═══ Dataset records ═══
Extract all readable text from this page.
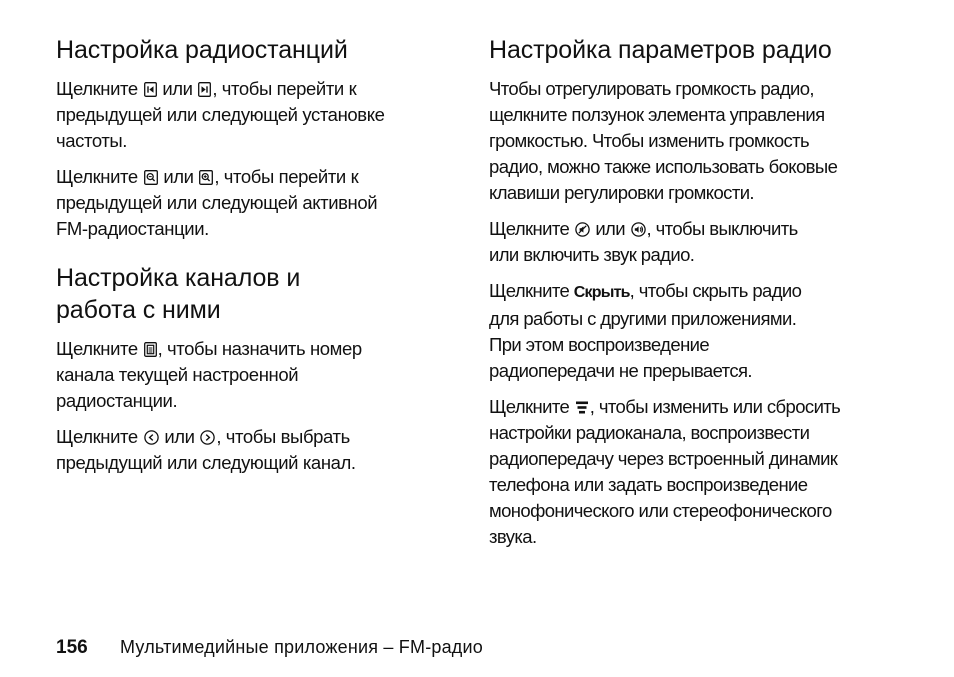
Настройка радиостанций

Щелкните или , чтобы перейти к
предыдущей или следующей установке
частоты.

Щелкните или , чтобы перейти к
предыдущей или следующей активной
FM-радиостанции.

Настройка каналов и
работа с ними

Щелкните , чтобы назначить номер
канала текущей настроенной
радиостанции.

Щелкните или , чтобы выбрать
предыдущий или следующий канал.

Настройка параметров радио

Чтобы отрегулировать громкость радио,
щелкните ползунок элемента управления
громкостью. Чтобы изменить громкость
радио, можно также использовать боковые
клавиши регулировки громкости.

Щелкните или , чтобы выключить
или включить звук радио.

Щелкните Скрыть, чтобы скрыть радио
для работы с другими приложениями.
При этом воспроизведение
радиопередачи не прерывается.

Щелкните , чтобы изменить или сбросить
настройки радиоканала, воспроизвести
радиопередачу через встроенный динамик
телефона или задать воспроизведение
монофонического или стереофонического
звука.

156 Мультимедийные приложения – FM-радио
═══
Pick out every line with the string "Настройка" and copy it.

Настройка радиостанций
Настройка каналов и
Настройка параметров радио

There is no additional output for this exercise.